Born on December 19, 1928, in Montreal, Quebec, Canada; married; wife's name, Marlene; children: four. Education: Bishop University, Montreal, Quebec, Canada, bachelor's degree, history and English; University of Cape Town, South Africa, music degree, composition and organ. Addresses: Website--Galt MacDermot Official Website:

One of the more intriguing musical developments of the hip-hop era has been the renewed popularity of Galt MacDermot, a Canadian-born composer and pianist previously best known as the creator of the music for the 1967 Broadway pop-rock musical Hair. Over the past few years, a parade of top New York hip-hop producers and DJs have made their way to MacDermot's Staten Island home, intent on drawing new material for sampling from his vast but little-known catalogue of instrumental recordings made decades earlier. MacDermot's newfound fame has a long and unique story behind it.

The son of a Canadian educator and diplomat, MacDermot was born in Montreal, Quebec, Canada, on December 18, 1928. He grew up in a musically oriented household and played the recorder and the violin as a child. When he was a teenager his musical interests shifted from classical to American jazz, and he turned to the piano. In high school he organized a Trinidadian steel drum band. While earning a degree in history and English at Montreal's Bishop University, MacDermot grew more and more interested in music. He enjoyed the intricate swing compositions of bandleader Edward Kennedy "Duke" Ellington, but he also favored other music with a strongly rhythmic orientation, such as the boogie woogie piano of Meade Lux Lewis.

Accompanied Family to South Africa

In 1950 MacDermot's father was given a Canadian diplomatic post in South Africa, and MacDermot accompanied his family there. He enrolled in the music program at the University of Cape Town, earning a second degree in composition and organ. When he encountered the popular and traditional music of black South Africans, he absorbed it voraciously. A family cook taught him drum rhythms. He heard South African choral singing, and he came under the spell of several musicians who went on to international careers: trumpeter Hugh Masekela, vocalist Miriam Makeba, and the Zulu-language doo-wop group the Manhattan Brothers. Throughout his career he would remain energized by the possibilities inherent in African rhythms.

+ + +

## Direction
Answer these questions using the profile of Galt MacDermot above.
1. In what year did the Broadway musical Hair appear?
2. Which subjects did MacDermot study for his degree at Bishop University?
3. Who taught MacDermot drum rhythms?

## Provided data
+ + +

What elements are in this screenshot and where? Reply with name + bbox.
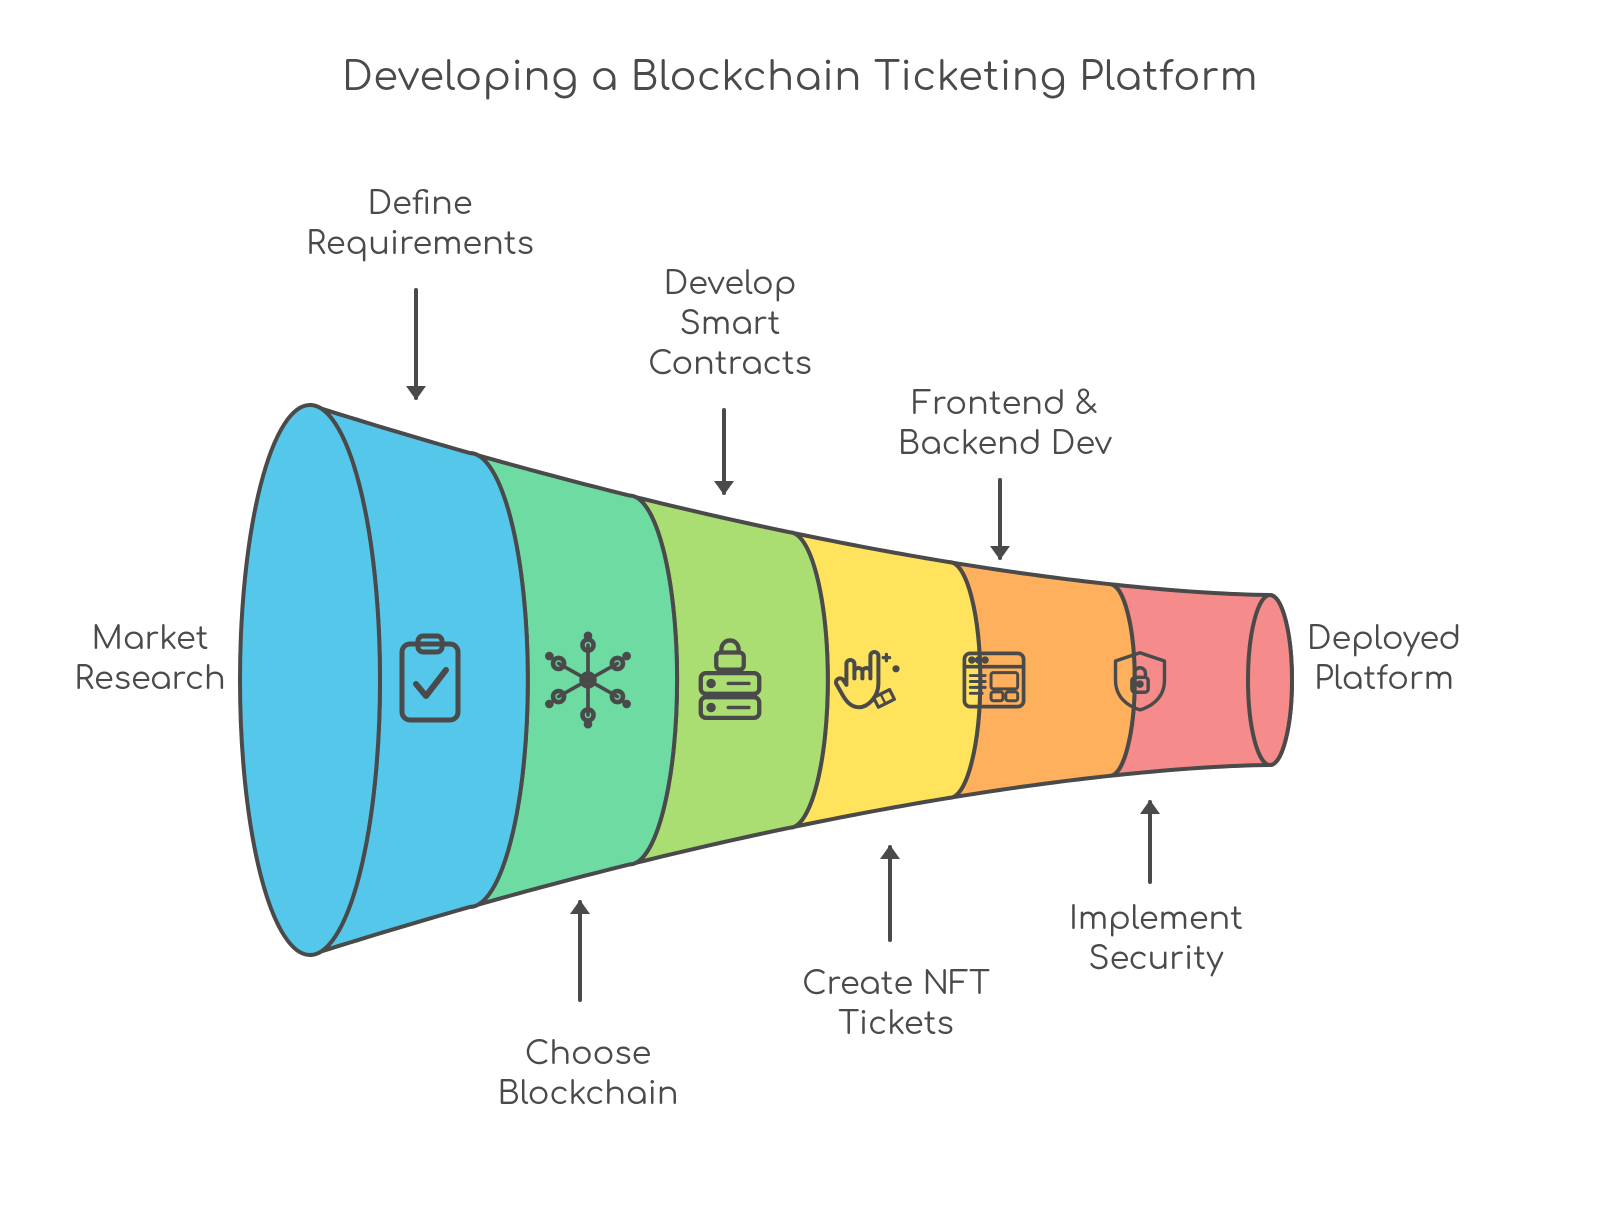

+ + +

## Reply to the exercise
1. 1967
2. History and English
3. A family cook